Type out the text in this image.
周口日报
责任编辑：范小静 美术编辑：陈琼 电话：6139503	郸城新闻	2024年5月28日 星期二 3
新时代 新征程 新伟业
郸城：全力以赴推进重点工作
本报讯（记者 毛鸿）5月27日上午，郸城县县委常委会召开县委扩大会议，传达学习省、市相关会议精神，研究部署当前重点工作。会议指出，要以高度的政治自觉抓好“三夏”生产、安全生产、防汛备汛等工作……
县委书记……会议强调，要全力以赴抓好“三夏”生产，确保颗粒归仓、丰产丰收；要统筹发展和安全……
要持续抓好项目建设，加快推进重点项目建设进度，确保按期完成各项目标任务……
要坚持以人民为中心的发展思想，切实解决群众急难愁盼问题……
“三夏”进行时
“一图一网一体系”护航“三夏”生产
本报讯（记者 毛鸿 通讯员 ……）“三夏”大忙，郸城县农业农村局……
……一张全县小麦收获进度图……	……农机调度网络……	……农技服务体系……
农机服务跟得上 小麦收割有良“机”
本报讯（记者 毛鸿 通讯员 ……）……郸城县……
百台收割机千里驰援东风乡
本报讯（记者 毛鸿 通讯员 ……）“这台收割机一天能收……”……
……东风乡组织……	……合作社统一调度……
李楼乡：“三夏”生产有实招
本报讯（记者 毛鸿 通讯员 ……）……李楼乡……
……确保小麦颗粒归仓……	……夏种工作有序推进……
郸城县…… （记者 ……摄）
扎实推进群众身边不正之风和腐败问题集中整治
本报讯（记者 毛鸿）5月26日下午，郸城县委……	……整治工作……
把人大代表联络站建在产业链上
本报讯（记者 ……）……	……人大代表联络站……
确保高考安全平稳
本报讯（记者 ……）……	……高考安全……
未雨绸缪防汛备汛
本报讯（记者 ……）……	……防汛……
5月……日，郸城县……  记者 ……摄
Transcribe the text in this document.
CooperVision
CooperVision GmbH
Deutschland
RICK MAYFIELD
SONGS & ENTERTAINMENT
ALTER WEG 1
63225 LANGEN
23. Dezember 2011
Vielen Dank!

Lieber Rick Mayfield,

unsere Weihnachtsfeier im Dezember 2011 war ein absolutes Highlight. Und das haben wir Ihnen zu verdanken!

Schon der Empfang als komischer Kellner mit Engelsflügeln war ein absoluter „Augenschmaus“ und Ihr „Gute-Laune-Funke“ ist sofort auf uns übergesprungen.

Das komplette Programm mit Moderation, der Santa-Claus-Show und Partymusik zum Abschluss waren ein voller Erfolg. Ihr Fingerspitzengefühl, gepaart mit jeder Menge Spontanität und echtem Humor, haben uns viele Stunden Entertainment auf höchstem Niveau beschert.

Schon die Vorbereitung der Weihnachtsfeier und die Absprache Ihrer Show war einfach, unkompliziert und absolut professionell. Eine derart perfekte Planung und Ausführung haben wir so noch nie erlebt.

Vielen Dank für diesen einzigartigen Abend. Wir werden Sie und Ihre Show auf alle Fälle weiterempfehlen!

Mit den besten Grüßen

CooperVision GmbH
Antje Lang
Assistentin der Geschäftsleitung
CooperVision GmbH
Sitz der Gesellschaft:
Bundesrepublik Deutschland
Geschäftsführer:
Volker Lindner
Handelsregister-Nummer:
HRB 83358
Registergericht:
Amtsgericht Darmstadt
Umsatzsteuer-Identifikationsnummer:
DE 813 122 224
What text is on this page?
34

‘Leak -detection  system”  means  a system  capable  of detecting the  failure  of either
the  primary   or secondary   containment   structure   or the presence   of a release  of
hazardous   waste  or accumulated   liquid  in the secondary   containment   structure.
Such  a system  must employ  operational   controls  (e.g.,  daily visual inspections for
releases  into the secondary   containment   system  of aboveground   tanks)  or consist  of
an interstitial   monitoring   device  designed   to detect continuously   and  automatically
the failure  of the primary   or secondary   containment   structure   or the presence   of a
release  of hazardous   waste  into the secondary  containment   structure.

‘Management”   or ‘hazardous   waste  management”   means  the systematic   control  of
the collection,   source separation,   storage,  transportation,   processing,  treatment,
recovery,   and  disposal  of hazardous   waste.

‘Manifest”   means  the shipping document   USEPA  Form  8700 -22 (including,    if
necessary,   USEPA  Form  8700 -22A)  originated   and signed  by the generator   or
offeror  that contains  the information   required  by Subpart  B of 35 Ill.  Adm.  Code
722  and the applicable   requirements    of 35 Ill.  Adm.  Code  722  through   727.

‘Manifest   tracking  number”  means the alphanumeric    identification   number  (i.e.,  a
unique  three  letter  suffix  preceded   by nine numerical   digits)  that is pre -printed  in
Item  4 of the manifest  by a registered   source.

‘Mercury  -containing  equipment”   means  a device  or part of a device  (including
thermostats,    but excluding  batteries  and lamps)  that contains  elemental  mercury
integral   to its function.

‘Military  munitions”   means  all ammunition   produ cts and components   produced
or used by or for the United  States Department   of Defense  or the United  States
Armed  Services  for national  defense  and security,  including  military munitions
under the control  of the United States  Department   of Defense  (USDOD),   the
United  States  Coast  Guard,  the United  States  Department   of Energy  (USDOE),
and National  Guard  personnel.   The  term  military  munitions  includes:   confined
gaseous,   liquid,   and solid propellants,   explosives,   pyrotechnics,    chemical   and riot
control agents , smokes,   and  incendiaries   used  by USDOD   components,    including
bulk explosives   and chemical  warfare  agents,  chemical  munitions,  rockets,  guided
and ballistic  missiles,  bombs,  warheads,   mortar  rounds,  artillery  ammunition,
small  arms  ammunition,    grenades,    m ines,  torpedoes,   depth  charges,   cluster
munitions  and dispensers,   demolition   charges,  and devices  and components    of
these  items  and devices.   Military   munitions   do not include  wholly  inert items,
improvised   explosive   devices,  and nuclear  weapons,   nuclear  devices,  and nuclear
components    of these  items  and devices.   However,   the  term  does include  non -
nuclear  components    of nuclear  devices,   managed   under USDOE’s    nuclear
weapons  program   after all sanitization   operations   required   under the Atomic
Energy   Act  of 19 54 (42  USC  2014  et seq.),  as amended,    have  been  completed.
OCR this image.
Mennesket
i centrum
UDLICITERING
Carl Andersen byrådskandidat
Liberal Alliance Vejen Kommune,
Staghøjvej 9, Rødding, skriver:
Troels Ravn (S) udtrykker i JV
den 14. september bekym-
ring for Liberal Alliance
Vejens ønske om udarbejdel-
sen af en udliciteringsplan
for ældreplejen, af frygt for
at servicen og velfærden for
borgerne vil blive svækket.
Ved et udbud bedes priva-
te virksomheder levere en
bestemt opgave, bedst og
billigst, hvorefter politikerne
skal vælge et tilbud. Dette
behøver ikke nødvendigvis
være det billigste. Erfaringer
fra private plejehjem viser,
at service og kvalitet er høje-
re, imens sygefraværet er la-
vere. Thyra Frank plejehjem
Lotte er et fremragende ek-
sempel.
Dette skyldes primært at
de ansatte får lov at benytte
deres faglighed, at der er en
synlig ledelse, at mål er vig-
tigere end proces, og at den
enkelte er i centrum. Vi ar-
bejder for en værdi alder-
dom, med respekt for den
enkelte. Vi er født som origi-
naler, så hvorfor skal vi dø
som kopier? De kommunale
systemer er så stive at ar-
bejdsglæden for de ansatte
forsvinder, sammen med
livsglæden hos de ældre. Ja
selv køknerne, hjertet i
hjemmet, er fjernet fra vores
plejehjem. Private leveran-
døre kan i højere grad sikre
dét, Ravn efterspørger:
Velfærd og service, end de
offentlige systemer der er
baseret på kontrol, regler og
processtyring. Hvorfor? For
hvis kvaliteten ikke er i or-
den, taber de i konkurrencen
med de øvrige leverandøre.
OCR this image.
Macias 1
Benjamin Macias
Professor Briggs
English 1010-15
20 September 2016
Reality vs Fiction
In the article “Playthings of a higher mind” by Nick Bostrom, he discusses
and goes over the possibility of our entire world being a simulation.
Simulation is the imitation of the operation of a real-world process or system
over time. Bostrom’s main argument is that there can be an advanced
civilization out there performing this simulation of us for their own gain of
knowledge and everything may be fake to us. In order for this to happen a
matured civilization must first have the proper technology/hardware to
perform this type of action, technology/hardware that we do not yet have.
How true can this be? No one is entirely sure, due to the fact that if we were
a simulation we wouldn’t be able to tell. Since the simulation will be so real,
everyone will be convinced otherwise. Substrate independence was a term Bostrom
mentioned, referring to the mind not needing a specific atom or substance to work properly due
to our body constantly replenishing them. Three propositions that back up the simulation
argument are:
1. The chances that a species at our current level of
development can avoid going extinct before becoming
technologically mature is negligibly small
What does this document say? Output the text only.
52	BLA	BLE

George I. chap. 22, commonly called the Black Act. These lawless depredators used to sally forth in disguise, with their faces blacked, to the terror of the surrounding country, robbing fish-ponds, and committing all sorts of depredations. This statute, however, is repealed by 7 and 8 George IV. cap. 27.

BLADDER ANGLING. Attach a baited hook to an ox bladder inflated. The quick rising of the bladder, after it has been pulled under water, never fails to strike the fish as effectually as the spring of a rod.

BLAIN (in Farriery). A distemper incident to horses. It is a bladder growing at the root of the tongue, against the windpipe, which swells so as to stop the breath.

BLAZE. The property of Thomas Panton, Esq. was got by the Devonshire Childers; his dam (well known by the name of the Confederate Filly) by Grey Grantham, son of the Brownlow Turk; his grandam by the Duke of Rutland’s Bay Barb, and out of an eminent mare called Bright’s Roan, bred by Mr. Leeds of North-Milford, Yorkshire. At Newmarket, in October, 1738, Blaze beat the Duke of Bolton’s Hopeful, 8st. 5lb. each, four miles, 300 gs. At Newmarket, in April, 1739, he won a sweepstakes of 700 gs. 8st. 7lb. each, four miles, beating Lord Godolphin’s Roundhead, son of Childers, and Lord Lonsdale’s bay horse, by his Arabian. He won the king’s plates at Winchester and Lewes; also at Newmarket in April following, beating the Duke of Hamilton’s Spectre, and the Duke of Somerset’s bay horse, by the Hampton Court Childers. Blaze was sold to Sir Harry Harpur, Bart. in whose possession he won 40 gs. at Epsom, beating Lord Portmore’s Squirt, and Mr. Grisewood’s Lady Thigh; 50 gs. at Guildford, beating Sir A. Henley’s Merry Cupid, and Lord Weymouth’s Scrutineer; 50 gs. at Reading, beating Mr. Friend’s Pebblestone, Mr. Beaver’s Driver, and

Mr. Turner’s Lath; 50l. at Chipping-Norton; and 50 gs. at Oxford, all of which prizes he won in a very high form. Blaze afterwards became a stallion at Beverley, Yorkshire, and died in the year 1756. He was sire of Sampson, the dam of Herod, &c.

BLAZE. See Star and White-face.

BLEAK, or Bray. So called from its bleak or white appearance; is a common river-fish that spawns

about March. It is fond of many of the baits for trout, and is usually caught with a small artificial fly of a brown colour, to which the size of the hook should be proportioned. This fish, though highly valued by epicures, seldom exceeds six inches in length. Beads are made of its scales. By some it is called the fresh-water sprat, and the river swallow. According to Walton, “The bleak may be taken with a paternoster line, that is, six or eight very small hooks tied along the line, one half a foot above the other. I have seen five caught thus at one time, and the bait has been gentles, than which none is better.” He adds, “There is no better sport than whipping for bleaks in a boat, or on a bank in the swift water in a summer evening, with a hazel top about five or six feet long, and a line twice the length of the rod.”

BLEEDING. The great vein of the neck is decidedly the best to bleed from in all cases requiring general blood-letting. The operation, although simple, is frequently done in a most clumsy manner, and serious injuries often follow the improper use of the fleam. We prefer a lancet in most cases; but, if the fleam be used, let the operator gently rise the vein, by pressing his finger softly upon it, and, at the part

################

:: WRITTEN TASK ::
From the listing above, find the number of lines with the word "Show" in them. Answer with the number only.

:: RESPONSE BELOW ::
3